● Ausgewählter Text
#####
Neue Parkscheinautomaten für Krautsand
Archivfoto: Strüning
Die Parkscheinautomaten im Bereich des Krautsander Anlegers, des Wohnmobilstellplatzes und des Elbstrand Resorts müssen erneuert werden. Es häufen sich die Fehlermeldungen seit diesem Sommer, stellt die Verwaltung fest und empfiehlt die Anschaffung von neuen Automaten.
Die neuen Automaten sollen dann auch nicht nur Münzen annehmen, sondern auch mit der EC-Karte zu bedienen sein. Sie kosten rund 30 000 Euro. Die Wartung liegt bei rund 500 Euro im Jahr. Den Investitionen stehen jährliche Einnahmen von zuletzt 37 500 Euro im Jahr 2016 gegenüber. Die Neuanschaffung wird sich also in kurzer Zeit amortisieren.
Auch wenn man die relativ geringen Stromkosten und die Personalkosten für den Parkwächter von 7800 Euro jährlich dagegen rechnet, bleiben die Parkautomaten für die Kommune ein gutes Geschäft. So gab es denn kürzlich ein Votum für die Neuanschaffung der Automaten im Ausschuss für Bau und Verkehr.
Noch nicht festlegen musste sich das Gremium in der Frage der Sanierung der Dornbuscher Hafenstraße von der L 111 bis zur alten Deichlinie. Dass Sanierungsbedarf für dieses kurze Teilstück bestehe, war unstrittig. Weil dort auch Schwerlastverkehr, der den angrenzenden Handwerksbetrieb beliefert, und schwere landwirtschaftliche Geräte verkehren, sei eine Ertüchtigung des Straßenuntergrunds notwendig, so die Verwaltung.
#####
● Aufgelistete Zeilen
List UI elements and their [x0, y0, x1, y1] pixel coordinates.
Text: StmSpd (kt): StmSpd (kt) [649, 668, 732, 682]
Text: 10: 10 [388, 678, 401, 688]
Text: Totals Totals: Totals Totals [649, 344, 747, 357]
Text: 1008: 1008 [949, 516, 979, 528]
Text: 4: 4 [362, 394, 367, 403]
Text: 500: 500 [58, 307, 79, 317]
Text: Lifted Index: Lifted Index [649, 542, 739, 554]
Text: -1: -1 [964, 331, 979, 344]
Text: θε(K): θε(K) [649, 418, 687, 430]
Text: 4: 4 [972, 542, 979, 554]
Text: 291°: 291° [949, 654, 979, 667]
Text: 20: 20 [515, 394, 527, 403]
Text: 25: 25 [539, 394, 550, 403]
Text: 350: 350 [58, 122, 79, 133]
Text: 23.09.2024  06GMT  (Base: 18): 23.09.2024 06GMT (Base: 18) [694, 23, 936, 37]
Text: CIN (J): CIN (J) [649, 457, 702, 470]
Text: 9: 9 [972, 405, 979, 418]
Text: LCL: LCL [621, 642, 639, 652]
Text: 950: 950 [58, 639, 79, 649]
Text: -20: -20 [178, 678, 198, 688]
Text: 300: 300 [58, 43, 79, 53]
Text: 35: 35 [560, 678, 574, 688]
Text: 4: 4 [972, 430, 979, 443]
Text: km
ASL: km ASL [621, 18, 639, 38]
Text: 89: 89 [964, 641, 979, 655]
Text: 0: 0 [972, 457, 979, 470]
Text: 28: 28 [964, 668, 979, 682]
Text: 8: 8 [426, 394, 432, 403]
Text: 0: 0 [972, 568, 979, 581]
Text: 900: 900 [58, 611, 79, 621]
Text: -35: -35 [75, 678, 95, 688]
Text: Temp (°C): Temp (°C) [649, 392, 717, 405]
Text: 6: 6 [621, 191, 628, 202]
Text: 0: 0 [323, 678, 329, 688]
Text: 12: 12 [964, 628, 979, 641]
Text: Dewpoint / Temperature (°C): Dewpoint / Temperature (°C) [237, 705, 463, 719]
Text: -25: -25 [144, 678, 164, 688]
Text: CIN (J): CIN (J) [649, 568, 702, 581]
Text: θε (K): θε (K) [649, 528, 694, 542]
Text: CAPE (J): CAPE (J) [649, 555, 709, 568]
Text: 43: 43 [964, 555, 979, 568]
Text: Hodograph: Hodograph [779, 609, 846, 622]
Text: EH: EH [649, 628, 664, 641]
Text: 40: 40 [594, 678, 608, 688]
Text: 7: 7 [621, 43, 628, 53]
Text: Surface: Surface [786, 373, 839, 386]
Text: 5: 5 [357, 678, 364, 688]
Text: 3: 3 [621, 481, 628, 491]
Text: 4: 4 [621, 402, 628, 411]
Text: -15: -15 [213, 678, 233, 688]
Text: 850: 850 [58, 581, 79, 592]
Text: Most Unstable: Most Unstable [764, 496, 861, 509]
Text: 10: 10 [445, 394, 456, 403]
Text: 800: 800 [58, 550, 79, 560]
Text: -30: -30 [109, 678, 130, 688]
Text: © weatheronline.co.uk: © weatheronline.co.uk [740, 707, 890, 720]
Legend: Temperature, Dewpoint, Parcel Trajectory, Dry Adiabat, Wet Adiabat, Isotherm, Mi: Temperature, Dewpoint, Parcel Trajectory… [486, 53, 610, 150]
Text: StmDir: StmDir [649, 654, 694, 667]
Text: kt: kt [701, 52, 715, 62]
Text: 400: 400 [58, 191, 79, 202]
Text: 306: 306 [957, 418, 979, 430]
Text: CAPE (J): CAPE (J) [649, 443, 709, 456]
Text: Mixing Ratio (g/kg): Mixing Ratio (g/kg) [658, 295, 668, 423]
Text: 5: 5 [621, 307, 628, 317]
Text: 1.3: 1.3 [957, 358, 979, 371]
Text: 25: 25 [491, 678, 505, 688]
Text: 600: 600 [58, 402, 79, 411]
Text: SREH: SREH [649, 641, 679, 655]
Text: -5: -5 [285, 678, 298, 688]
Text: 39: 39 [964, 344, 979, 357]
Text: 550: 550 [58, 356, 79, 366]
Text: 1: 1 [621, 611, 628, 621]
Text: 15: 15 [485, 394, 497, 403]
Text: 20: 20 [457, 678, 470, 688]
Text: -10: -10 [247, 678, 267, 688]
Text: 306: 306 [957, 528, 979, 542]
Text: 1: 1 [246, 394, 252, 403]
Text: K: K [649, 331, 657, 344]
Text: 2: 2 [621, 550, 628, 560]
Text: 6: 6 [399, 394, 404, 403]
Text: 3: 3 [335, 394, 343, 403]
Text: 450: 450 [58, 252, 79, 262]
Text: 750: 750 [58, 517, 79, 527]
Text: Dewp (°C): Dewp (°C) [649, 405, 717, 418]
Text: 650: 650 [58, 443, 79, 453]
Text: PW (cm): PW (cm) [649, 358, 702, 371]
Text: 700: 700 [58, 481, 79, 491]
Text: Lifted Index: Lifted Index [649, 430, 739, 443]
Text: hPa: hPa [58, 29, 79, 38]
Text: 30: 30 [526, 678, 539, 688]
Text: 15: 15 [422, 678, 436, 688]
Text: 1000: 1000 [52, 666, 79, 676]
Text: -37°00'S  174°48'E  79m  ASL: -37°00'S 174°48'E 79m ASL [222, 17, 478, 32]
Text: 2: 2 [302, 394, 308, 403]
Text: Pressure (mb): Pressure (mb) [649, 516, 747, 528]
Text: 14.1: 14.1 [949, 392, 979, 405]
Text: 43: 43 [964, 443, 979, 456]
#####
● Die Aufgabe
Schreib den Text über die neuen Parkscheinautomaten in Krautsand nach seinem letzten Satz weiter.

● Ergebnis
Offen ist danach die Frage, ob es einen Standstreifen für die Lkw, die dort entladen werden, geben und ob ein Hochbord erstellt werden soll. Am Ende gaben die Ausschusspolitiker 30 000 Euro für Planungskosten frei, die im Etat 2018 festgeschrieben werden sollen. Ein Tiefbauingenieur wird dann beauftragt, verschiedene Varianten zu planen und dafür die Kosten zu ermitteln.
Eine Schnellbusverbindung nach Stade zu schaffen, wie sie die Fraktion der Freien Wählergemeinschaft (FWG) beantragt hatte, würde im Ausschuss mit großer Mehrheit abgelehnt. Die vorhandenen Busverbindungen seien ausreichend und auch schnell genug, hieß es.